Give only the number of lines in the records that include the string "this".

-*-*-

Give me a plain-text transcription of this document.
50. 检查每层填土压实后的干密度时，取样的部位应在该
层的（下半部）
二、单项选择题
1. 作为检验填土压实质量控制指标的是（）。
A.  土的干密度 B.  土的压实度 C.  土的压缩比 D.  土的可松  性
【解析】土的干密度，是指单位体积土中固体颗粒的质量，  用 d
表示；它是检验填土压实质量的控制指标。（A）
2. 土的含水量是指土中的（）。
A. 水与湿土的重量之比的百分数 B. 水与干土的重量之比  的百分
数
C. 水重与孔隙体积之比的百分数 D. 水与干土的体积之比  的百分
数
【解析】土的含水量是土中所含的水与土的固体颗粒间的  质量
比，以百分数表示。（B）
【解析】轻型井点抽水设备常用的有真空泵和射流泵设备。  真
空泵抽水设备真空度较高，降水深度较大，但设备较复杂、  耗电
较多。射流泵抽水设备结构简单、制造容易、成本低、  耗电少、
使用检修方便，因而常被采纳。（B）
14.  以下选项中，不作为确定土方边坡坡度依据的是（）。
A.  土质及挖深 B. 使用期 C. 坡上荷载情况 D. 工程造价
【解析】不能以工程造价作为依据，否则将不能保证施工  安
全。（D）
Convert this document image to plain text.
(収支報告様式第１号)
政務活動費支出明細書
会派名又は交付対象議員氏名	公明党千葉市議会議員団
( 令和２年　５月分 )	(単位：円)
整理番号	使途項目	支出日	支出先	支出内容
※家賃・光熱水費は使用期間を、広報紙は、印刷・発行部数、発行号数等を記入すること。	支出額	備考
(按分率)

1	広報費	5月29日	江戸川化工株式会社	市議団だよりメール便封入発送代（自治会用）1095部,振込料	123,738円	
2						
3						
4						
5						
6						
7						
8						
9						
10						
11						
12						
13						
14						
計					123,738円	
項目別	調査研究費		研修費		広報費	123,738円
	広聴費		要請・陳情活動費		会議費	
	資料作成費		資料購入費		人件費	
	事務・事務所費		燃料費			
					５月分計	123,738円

-*-*-

__WORKED SOLUTION__: 2